* START *

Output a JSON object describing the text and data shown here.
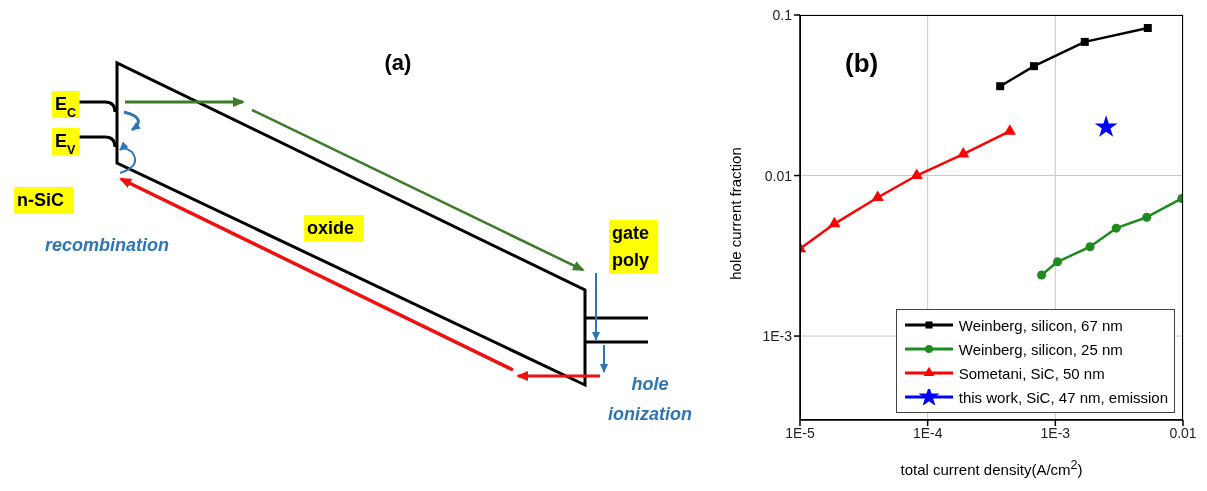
{
  "chart_data": [
    {
      "type": "other",
      "title": "(a)",
      "annotations": [
        "E$_{C}$",
        "E$_{V}$",
        "n-SiC",
        "recombination",
        "oxide",
        "gate poly",
        "hole ionization"
      ]
    },
    {
      "type": "line",
      "title": "(b)",
      "xlabel": "total current density(A/cm$^{2}$)",
      "ylabel": "hole current fraction",
      "log": "xy",
      "xlim": [
        1e-05,
        0.01
      ],
      "xticks": [
        {
          "value": 1e-05,
          "label": "1E-5"
        },
        {
          "value": 0.0001,
          "label": "1E-4"
        },
        {
          "value": 0.001,
          "label": "1E-3"
        },
        0.01
      ],
      "ylim": [
        0.0003,
        0.1
      ],
      "yticks": [
        {
          "value": 0.001,
          "label": "1E-3"
        },
        0.01,
        0.1
      ],
      "grid": true,
      "legend": "bottom right",
      "series": [
        {
          "name": "Weinberg, silicon, 67 nm",
          "color": "#000000",
          "marker": "square",
          "x": [
            0.00037,
            0.00068,
            0.0017,
            0.0053
          ],
          "values": [
            0.036,
            0.048,
            0.068,
            0.083
          ]
        },
        {
          "name": "Weinberg, silicon, 25 nm",
          "color": "#1f8a1f",
          "marker": "circle",
          "x": [
            0.00078,
            0.00104,
            0.00187,
            0.003,
            0.0052,
            0.0098
          ],
          "values": [
            0.0024,
            0.0029,
            0.0036,
            0.0047,
            0.0055,
            0.0072
          ]
        },
        {
          "name": "Sometani, SiC, 50 nm",
          "color": "#ff0000",
          "marker": "triangle",
          "x": [
            1e-05,
            1.86e-05,
            4.06e-05,
            8.2e-05,
            0.00019,
            0.00044
          ],
          "values": [
            0.0035,
            0.005,
            0.0073,
            0.01,
            0.0136,
            0.0189
          ]
        },
        {
          "name": "this work, SiC, 47 nm, emission",
          "color": "#0000ff",
          "type": "scatter",
          "marker": "star",
          "x": [
            0.0025
          ],
          "values": [
            0.02
          ]
        }
      ]
    }
  ]
}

* END *

Requirement: From the data above, copy each line where the string "Weinberg" appears.

Worked answer:
          "name": "Weinberg, silicon, 67 nm",
          "name": "Weinberg, silicon, 25 nm",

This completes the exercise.